## start

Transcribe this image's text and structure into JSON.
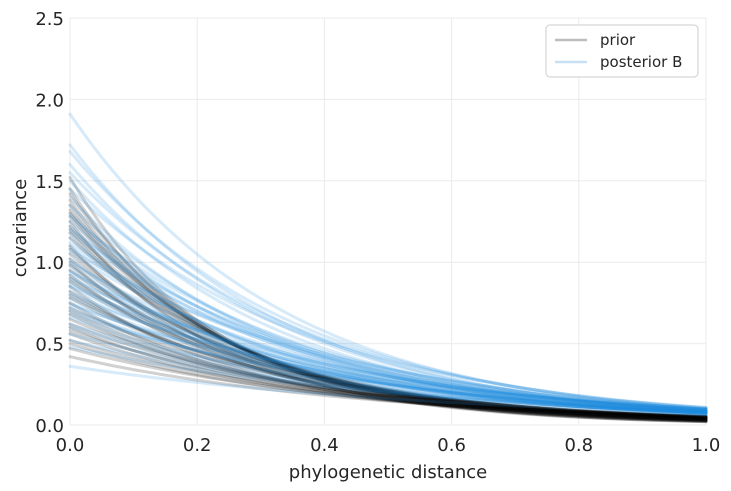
{
  "chart_data": {
    "type": "line",
    "title": "",
    "xlabel": "phylogenetic distance",
    "ylabel": "covariance",
    "xlim": [
      0.0,
      1.0
    ],
    "ylim": [
      0.0,
      2.5
    ],
    "xticks": [
      0.0,
      0.2,
      0.4,
      0.6,
      0.8,
      1.0
    ],
    "xtick_labels": [
      "0.0",
      "0.2",
      "0.4",
      "0.6",
      "0.8",
      "1.0"
    ],
    "yticks": [
      0.0,
      0.5,
      1.0,
      1.5,
      2.0,
      2.5
    ],
    "ytick_labels": [
      "0.0",
      "0.5",
      "1.0",
      "1.5",
      "2.0",
      "2.5"
    ],
    "grid": true,
    "legend_position": "top-right",
    "model": "covariance = eta_sq * exp(-rho * distance)",
    "series": [
      {
        "name": "prior",
        "color": "#000000",
        "alpha": 0.18,
        "curves": [
          {
            "eta_sq": 1.38,
            "rho": 4.0
          },
          {
            "eta_sq": 1.3,
            "rho": 3.7
          },
          {
            "eta_sq": 1.22,
            "rho": 3.5
          },
          {
            "eta_sq": 1.45,
            "rho": 4.2
          },
          {
            "eta_sq": 1.15,
            "rho": 3.3
          },
          {
            "eta_sq": 1.05,
            "rho": 3.2
          },
          {
            "eta_sq": 0.95,
            "rho": 3.0
          },
          {
            "eta_sq": 0.88,
            "rho": 2.9
          },
          {
            "eta_sq": 0.8,
            "rho": 2.8
          },
          {
            "eta_sq": 0.72,
            "rho": 2.6
          },
          {
            "eta_sq": 0.62,
            "rho": 2.5
          },
          {
            "eta_sq": 0.58,
            "rho": 2.4
          },
          {
            "eta_sq": 0.52,
            "rho": 2.3
          },
          {
            "eta_sq": 0.47,
            "rho": 2.2
          },
          {
            "eta_sq": 0.42,
            "rho": 2.1
          },
          {
            "eta_sq": 1.25,
            "rho": 4.1
          },
          {
            "eta_sq": 1.1,
            "rho": 3.8
          },
          {
            "eta_sq": 1.0,
            "rho": 3.6
          },
          {
            "eta_sq": 0.85,
            "rho": 3.4
          },
          {
            "eta_sq": 0.75,
            "rho": 3.1
          },
          {
            "eta_sq": 0.68,
            "rho": 2.9
          },
          {
            "eta_sq": 0.6,
            "rho": 2.7
          },
          {
            "eta_sq": 1.35,
            "rho": 3.9
          },
          {
            "eta_sq": 1.18,
            "rho": 3.6
          },
          {
            "eta_sq": 0.92,
            "rho": 3.3
          },
          {
            "eta_sq": 1.52,
            "rho": 4.3
          },
          {
            "eta_sq": 1.42,
            "rho": 4.0
          },
          {
            "eta_sq": 1.28,
            "rho": 3.7
          },
          {
            "eta_sq": 1.08,
            "rho": 3.4
          },
          {
            "eta_sq": 0.98,
            "rho": 3.2
          },
          {
            "eta_sq": 0.82,
            "rho": 3.0
          },
          {
            "eta_sq": 0.7,
            "rho": 2.8
          },
          {
            "eta_sq": 0.56,
            "rho": 2.6
          },
          {
            "eta_sq": 0.5,
            "rho": 2.4
          },
          {
            "eta_sq": 1.2,
            "rho": 3.5
          },
          {
            "eta_sq": 1.02,
            "rho": 3.1
          },
          {
            "eta_sq": 0.9,
            "rho": 2.9
          },
          {
            "eta_sq": 0.78,
            "rho": 2.7
          },
          {
            "eta_sq": 0.65,
            "rho": 2.6
          },
          {
            "eta_sq": 1.32,
            "rho": 3.8
          }
        ]
      },
      {
        "name": "posterior B",
        "color": "#1c88e0",
        "alpha": 0.18,
        "curves": [
          {
            "eta_sq": 1.91,
            "rho": 3.0
          },
          {
            "eta_sq": 1.72,
            "rho": 3.0
          },
          {
            "eta_sq": 1.68,
            "rho": 2.8
          },
          {
            "eta_sq": 1.6,
            "rho": 2.9
          },
          {
            "eta_sq": 1.55,
            "rho": 2.7
          },
          {
            "eta_sq": 1.5,
            "rho": 2.9
          },
          {
            "eta_sq": 1.45,
            "rho": 2.6
          },
          {
            "eta_sq": 1.4,
            "rho": 3.0
          },
          {
            "eta_sq": 1.35,
            "rho": 2.8
          },
          {
            "eta_sq": 1.3,
            "rho": 2.9
          },
          {
            "eta_sq": 1.25,
            "rho": 2.7
          },
          {
            "eta_sq": 1.22,
            "rho": 2.8
          },
          {
            "eta_sq": 1.18,
            "rho": 2.6
          },
          {
            "eta_sq": 1.15,
            "rho": 2.9
          },
          {
            "eta_sq": 1.1,
            "rho": 2.7
          },
          {
            "eta_sq": 1.06,
            "rho": 2.5
          },
          {
            "eta_sq": 1.02,
            "rho": 2.8
          },
          {
            "eta_sq": 0.98,
            "rho": 2.6
          },
          {
            "eta_sq": 0.95,
            "rho": 2.5
          },
          {
            "eta_sq": 0.92,
            "rho": 2.6
          },
          {
            "eta_sq": 0.88,
            "rho": 2.5
          },
          {
            "eta_sq": 0.85,
            "rho": 2.4
          },
          {
            "eta_sq": 0.82,
            "rho": 2.3
          },
          {
            "eta_sq": 0.78,
            "rho": 2.3
          },
          {
            "eta_sq": 0.75,
            "rho": 2.2
          },
          {
            "eta_sq": 0.72,
            "rho": 2.3
          },
          {
            "eta_sq": 0.7,
            "rho": 2.1
          },
          {
            "eta_sq": 0.66,
            "rho": 2.2
          },
          {
            "eta_sq": 0.62,
            "rho": 2.0
          },
          {
            "eta_sq": 0.6,
            "rho": 2.1
          },
          {
            "eta_sq": 0.56,
            "rho": 2.0
          },
          {
            "eta_sq": 0.52,
            "rho": 1.9
          },
          {
            "eta_sq": 0.48,
            "rho": 1.8
          },
          {
            "eta_sq": 0.36,
            "rho": 1.6
          },
          {
            "eta_sq": 1.28,
            "rho": 2.6
          },
          {
            "eta_sq": 1.12,
            "rho": 2.5
          },
          {
            "eta_sq": 1.0,
            "rho": 2.4
          },
          {
            "eta_sq": 0.9,
            "rho": 2.2
          },
          {
            "eta_sq": 0.8,
            "rho": 2.1
          },
          {
            "eta_sq": 0.68,
            "rho": 2.0
          },
          {
            "eta_sq": 1.2,
            "rho": 2.5
          },
          {
            "eta_sq": 1.08,
            "rho": 2.3
          },
          {
            "eta_sq": 0.94,
            "rho": 2.3
          },
          {
            "eta_sq": 0.86,
            "rho": 2.2
          },
          {
            "eta_sq": 0.74,
            "rho": 2.0
          }
        ]
      }
    ],
    "legend": [
      {
        "label": "prior",
        "color": "#bdbdbd"
      },
      {
        "label": "posterior B",
        "color": "#c7e0f6"
      }
    ]
  }
}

## end

## What this task involves
Return only the number of lines in the preceding records that contain the string "covariance".

## Answer to this problem
2